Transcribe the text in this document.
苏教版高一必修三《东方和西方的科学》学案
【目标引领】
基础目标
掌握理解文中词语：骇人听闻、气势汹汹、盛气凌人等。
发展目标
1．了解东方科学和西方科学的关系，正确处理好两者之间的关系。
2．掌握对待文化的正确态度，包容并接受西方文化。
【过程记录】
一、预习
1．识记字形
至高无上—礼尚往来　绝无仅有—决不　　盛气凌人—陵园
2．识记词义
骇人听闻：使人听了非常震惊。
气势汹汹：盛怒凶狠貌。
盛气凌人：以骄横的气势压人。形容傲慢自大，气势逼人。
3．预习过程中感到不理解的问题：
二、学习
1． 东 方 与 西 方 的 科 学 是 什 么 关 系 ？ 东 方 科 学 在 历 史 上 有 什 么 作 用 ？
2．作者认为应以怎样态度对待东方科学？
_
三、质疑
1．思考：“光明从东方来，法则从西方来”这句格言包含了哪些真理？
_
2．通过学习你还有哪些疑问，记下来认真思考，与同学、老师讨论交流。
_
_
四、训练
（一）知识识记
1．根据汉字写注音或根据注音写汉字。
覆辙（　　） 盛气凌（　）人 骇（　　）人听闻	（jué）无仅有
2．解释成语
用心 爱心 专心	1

## EXERCISE OBJECTIVE
Give the records above again, word for word.

## RIGHT ANSWER
Transcribe the text in this document.
苏教版高一必修三《东方和西方的科学》学案
【目标引领】
基础目标
掌握理解文中词语：骇人听闻、气势汹汹、盛气凌人等。
发展目标
1．了解东方科学和西方科学的关系，正确处理好两者之间的关系。
2．掌握对待文化的正确态度，包容并接受西方文化。
【过程记录】
一、预习
1．识记字形
至高无上—礼尚往来　绝无仅有—决不　　盛气凌人—陵园
2．识记词义
骇人听闻：使人听了非常震惊。
气势汹汹：盛怒凶狠貌。
盛气凌人：以骄横的气势压人。形容傲慢自大，气势逼人。
3．预习过程中感到不理解的问题：
二、学习
1． 东 方 与 西 方 的 科 学 是 什 么 关 系 ？ 东 方 科 学 在 历 史 上 有 什 么 作 用 ？
2．作者认为应以怎样态度对待东方科学？
_
三、质疑
1．思考：“光明从东方来，法则从西方来”这句格言包含了哪些真理？
_
2．通过学习你还有哪些疑问，记下来认真思考，与同学、老师讨论交流。
_
_
四、训练
（一）知识识记
1．根据汉字写注音或根据注音写汉字。
覆辙（　　） 盛气凌（　）人 骇（　　）人听闻	（jué）无仅有
2．解释成语
用心 爱心 专心	1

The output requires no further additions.